Copy out all lines that carry the word "proceedings".
○ ○ ○ ○
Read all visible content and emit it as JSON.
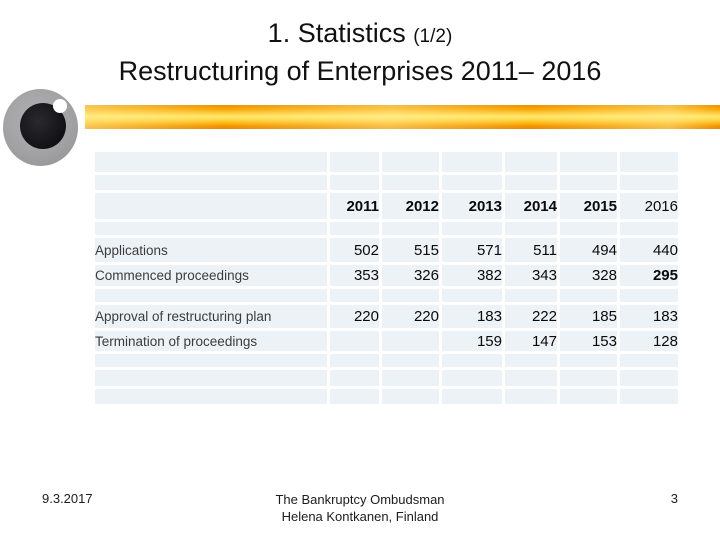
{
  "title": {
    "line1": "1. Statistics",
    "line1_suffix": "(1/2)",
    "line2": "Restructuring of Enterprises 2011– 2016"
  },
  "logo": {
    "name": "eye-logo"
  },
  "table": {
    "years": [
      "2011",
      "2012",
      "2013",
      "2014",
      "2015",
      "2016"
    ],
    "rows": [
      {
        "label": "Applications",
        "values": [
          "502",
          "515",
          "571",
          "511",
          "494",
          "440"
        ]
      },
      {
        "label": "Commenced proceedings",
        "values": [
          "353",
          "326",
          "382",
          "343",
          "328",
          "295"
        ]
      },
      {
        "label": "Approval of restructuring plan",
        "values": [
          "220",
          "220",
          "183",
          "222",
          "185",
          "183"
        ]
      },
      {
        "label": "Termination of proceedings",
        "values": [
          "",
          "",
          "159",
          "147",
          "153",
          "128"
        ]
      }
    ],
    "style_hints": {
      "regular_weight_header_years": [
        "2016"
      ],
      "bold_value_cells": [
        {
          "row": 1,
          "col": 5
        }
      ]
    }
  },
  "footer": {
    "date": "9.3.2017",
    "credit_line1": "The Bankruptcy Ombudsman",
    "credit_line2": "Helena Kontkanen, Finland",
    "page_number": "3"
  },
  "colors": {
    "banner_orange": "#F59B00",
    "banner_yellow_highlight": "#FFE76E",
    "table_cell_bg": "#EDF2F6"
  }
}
○ ○ ○ ○
# [ANSWER TO THIS TASK]
        "label": "Commenced proceedings",
        "label": "Termination of proceedings",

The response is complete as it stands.